■ WHAT IS NEEDED
Reproduce the records below exactly as given.
(begin)
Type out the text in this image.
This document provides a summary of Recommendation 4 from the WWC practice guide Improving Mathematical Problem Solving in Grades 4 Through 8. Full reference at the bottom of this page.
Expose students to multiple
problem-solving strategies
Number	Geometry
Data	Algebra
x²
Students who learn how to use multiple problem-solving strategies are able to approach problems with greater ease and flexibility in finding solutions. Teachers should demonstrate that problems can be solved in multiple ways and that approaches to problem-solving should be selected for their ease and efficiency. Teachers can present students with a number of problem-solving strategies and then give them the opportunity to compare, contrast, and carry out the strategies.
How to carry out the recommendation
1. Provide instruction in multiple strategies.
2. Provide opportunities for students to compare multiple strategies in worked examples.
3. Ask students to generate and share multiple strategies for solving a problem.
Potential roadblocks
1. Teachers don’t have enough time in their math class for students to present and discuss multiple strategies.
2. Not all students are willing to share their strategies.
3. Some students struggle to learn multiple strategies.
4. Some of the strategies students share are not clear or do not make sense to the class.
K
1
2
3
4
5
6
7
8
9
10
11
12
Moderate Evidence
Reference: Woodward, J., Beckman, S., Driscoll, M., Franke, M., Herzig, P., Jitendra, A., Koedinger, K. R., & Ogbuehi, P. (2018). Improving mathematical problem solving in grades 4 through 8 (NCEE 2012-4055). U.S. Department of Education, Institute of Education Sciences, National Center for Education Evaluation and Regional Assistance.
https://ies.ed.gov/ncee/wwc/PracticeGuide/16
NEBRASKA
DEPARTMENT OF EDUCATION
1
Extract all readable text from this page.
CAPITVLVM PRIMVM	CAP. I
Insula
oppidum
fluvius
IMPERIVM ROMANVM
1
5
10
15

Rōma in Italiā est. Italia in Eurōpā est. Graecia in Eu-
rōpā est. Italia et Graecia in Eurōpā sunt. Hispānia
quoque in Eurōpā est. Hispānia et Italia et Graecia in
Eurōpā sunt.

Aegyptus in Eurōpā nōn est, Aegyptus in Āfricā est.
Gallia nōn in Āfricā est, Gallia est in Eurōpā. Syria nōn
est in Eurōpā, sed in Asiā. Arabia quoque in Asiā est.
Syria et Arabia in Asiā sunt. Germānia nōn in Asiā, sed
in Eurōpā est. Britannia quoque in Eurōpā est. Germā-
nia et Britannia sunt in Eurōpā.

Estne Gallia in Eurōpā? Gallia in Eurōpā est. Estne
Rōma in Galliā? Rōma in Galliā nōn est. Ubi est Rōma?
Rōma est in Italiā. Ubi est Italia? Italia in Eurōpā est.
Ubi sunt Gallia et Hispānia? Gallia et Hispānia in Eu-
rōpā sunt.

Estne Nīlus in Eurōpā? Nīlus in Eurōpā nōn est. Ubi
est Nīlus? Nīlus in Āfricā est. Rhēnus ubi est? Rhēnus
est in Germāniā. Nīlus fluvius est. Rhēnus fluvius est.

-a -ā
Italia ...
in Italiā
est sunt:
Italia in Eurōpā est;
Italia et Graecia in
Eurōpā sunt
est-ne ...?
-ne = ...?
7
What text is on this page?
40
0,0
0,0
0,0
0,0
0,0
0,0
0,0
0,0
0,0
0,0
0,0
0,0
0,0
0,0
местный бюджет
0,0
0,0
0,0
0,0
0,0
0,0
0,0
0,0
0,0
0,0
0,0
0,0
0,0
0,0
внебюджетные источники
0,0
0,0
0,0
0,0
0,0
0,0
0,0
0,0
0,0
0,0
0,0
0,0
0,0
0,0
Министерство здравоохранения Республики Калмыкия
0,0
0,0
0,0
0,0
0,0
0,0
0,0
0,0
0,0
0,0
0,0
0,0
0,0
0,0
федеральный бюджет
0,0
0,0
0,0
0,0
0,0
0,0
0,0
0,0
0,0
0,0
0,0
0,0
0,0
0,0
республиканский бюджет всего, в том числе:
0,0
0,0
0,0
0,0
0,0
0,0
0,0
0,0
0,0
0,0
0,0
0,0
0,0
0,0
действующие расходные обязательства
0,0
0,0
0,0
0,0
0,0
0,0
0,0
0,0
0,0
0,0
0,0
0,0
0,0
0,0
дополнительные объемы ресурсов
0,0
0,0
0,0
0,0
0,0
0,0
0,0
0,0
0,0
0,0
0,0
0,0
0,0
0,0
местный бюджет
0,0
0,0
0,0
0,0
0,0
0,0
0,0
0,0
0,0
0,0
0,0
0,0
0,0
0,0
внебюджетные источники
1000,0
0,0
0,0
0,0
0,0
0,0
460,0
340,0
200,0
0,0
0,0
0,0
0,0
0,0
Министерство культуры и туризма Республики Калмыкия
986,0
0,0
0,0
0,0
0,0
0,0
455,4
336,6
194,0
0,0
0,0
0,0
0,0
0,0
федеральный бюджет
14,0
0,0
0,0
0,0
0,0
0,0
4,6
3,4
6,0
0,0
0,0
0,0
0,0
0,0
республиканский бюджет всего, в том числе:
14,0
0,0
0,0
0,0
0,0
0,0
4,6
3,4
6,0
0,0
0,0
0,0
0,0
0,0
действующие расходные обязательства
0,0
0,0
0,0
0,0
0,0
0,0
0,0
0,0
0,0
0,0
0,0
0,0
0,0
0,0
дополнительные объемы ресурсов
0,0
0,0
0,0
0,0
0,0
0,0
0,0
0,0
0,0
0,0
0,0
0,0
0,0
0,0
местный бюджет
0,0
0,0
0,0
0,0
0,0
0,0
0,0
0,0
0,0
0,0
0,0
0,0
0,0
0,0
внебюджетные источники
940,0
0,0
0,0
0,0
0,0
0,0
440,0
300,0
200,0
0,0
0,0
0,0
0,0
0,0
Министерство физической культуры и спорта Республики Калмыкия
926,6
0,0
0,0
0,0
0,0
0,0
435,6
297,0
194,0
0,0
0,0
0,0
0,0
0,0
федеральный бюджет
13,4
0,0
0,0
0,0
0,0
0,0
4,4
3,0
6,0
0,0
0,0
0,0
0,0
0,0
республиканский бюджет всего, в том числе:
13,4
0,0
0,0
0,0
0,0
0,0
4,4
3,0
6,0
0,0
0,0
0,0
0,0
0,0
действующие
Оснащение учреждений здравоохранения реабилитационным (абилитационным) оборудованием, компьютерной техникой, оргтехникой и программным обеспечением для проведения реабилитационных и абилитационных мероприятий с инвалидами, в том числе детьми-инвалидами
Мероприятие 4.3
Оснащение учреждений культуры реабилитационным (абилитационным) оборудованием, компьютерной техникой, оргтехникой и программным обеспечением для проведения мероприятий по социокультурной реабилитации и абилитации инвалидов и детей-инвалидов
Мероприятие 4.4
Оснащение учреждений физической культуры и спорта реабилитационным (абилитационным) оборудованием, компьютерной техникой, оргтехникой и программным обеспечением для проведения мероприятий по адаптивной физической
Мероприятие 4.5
(end)
■ SOLUTION TO THIS EXERCISE
Type out the text in this image.
This document provides a summary of Recommendation 4 from the WWC practice guide Improving Mathematical Problem Solving in Grades 4 Through 8. Full reference at the bottom of this page.
Expose students to multiple
problem-solving strategies
Number	Geometry
Data	Algebra
x²
Students who learn how to use multiple problem-solving strategies are able to approach problems with greater ease and flexibility in finding solutions. Teachers should demonstrate that problems can be solved in multiple ways and that approaches to problem-solving should be selected for their ease and efficiency. Teachers can present students with a number of problem-solving strategies and then give them the opportunity to compare, contrast, and carry out the strategies.
How to carry out the recommendation
1. Provide instruction in multiple strategies.
2. Provide opportunities for students to compare multiple strategies in worked examples.
3. Ask students to generate and share multiple strategies for solving a problem.
Potential roadblocks
1. Teachers don’t have enough time in their math class for students to present and discuss multiple strategies.
2. Not all students are willing to share their strategies.
3. Some students struggle to learn multiple strategies.
4. Some of the strategies students share are not clear or do not make sense to the class.
K
1
2
3
4
5
6
7
8
9
10
11
12
Moderate Evidence
Reference: Woodward, J., Beckman, S., Driscoll, M., Franke, M., Herzig, P., Jitendra, A., Koedinger, K. R., & Ogbuehi, P. (2018). Improving mathematical problem solving in grades 4 through 8 (NCEE 2012-4055). U.S. Department of Education, Institute of Education Sciences, National Center for Education Evaluation and Regional Assistance.
https://ies.ed.gov/ncee/wwc/PracticeGuide/16
NEBRASKA
DEPARTMENT OF EDUCATION
1
Extract all readable text from this page.
CAPITVLVM PRIMVM	CAP. I
Insula
oppidum
fluvius
IMPERIVM ROMANVM
1
5
10
15

Rōma in Italiā est. Italia in Eurōpā est. Graecia in Eu-
rōpā est. Italia et Graecia in Eurōpā sunt. Hispānia
quoque in Eurōpā est. Hispānia et Italia et Graecia in
Eurōpā sunt.

Aegyptus in Eurōpā nōn est, Aegyptus in Āfricā est.
Gallia nōn in Āfricā est, Gallia est in Eurōpā. Syria nōn
est in Eurōpā, sed in Asiā. Arabia quoque in Asiā est.
Syria et Arabia in Asiā sunt. Germānia nōn in Asiā, sed
in Eurōpā est. Britannia quoque in Eurōpā est. Germā-
nia et Britannia sunt in Eurōpā.

Estne Gallia in Eurōpā? Gallia in Eurōpā est. Estne
Rōma in Galliā? Rōma in Galliā nōn est. Ubi est Rōma?
Rōma est in Italiā. Ubi est Italia? Italia in Eurōpā est.
Ubi sunt Gallia et Hispānia? Gallia et Hispānia in Eu-
rōpā sunt.

Estne Nīlus in Eurōpā? Nīlus in Eurōpā nōn est. Ubi
est Nīlus? Nīlus in Āfricā est. Rhēnus ubi est? Rhēnus
est in Germāniā. Nīlus fluvius est. Rhēnus fluvius est.

-a -ā
Italia ...
in Italiā
est sunt:
Italia in Eurōpā est;
Italia et Graecia in
Eurōpā sunt
est-ne ...?
-ne = ...?
7
What text is on this page?
40
0,0
0,0
0,0
0,0
0,0
0,0
0,0
0,0
0,0
0,0
0,0
0,0
0,0
0,0
местный бюджет
0,0
0,0
0,0
0,0
0,0
0,0
0,0
0,0
0,0
0,0
0,0
0,0
0,0
0,0
внебюджетные источники
0,0
0,0
0,0
0,0
0,0
0,0
0,0
0,0
0,0
0,0
0,0
0,0
0,0
0,0
Министерство здравоохранения Республики Калмыкия
0,0
0,0
0,0
0,0
0,0
0,0
0,0
0,0
0,0
0,0
0,0
0,0
0,0
0,0
федеральный бюджет
0,0
0,0
0,0
0,0
0,0
0,0
0,0
0,0
0,0
0,0
0,0
0,0
0,0
0,0
республиканский бюджет всего, в том числе:
0,0
0,0
0,0
0,0
0,0
0,0
0,0
0,0
0,0
0,0
0,0
0,0
0,0
0,0
действующие расходные обязательства
0,0
0,0
0,0
0,0
0,0
0,0
0,0
0,0
0,0
0,0
0,0
0,0
0,0
0,0
дополнительные объемы ресурсов
0,0
0,0
0,0
0,0
0,0
0,0
0,0
0,0
0,0
0,0
0,0
0,0
0,0
0,0
местный бюджет
0,0
0,0
0,0
0,0
0,0
0,0
0,0
0,0
0,0
0,0
0,0
0,0
0,0
0,0
внебюджетные источники
1000,0
0,0
0,0
0,0
0,0
0,0
460,0
340,0
200,0
0,0
0,0
0,0
0,0
0,0
Министерство культуры и туризма Республики Калмыкия
986,0
0,0
0,0
0,0
0,0
0,0
455,4
336,6
194,0
0,0
0,0
0,0
0,0
0,0
федеральный бюджет
14,0
0,0
0,0
0,0
0,0
0,0
4,6
3,4
6,0
0,0
0,0
0,0
0,0
0,0
республиканский бюджет всего, в том числе:
14,0
0,0
0,0
0,0
0,0
0,0
4,6
3,4
6,0
0,0
0,0
0,0
0,0
0,0
действующие расходные обязательства
0,0
0,0
0,0
0,0
0,0
0,0
0,0
0,0
0,0
0,0
0,0
0,0
0,0
0,0
дополнительные объемы ресурсов
0,0
0,0
0,0
0,0
0,0
0,0
0,0
0,0
0,0
0,0
0,0
0,0
0,0
0,0
местный бюджет
0,0
0,0
0,0
0,0
0,0
0,0
0,0
0,0
0,0
0,0
0,0
0,0
0,0
0,0
внебюджетные источники
940,0
0,0
0,0
0,0
0,0
0,0
440,0
300,0
200,0
0,0
0,0
0,0
0,0
0,0
Министерство физической культуры и спорта Республики Калмыкия
926,6
0,0
0,0
0,0
0,0
0,0
435,6
297,0
194,0
0,0
0,0
0,0
0,0
0,0
федеральный бюджет
13,4
0,0
0,0
0,0
0,0
0,0
4,4
3,0
6,0
0,0
0,0
0,0
0,0
0,0
республиканский бюджет всего, в том числе:
13,4
0,0
0,0
0,0
0,0
0,0
4,4
3,0
6,0
0,0
0,0
0,0
0,0
0,0
действующие
Оснащение учреждений здравоохранения реабилитационным (абилитационным) оборудованием, компьютерной техникой, оргтехникой и программным обеспечением для проведения реабилитационных и абилитационных мероприятий с инвалидами, в том числе детьми-инвалидами
Мероприятие 4.3
Оснащение учреждений культуры реабилитационным (абилитационным) оборудованием, компьютерной техникой, оргтехникой и программным обеспечением для проведения мероприятий по социокультурной реабилитации и абилитации инвалидов и детей-инвалидов
Мероприятие 4.4
Оснащение учреждений физической культуры и спорта реабилитационным (абилитационным) оборудованием, компьютерной техникой, оргтехникой и программным обеспечением для проведения мероприятий по адаптивной физической
Мероприятие 4.5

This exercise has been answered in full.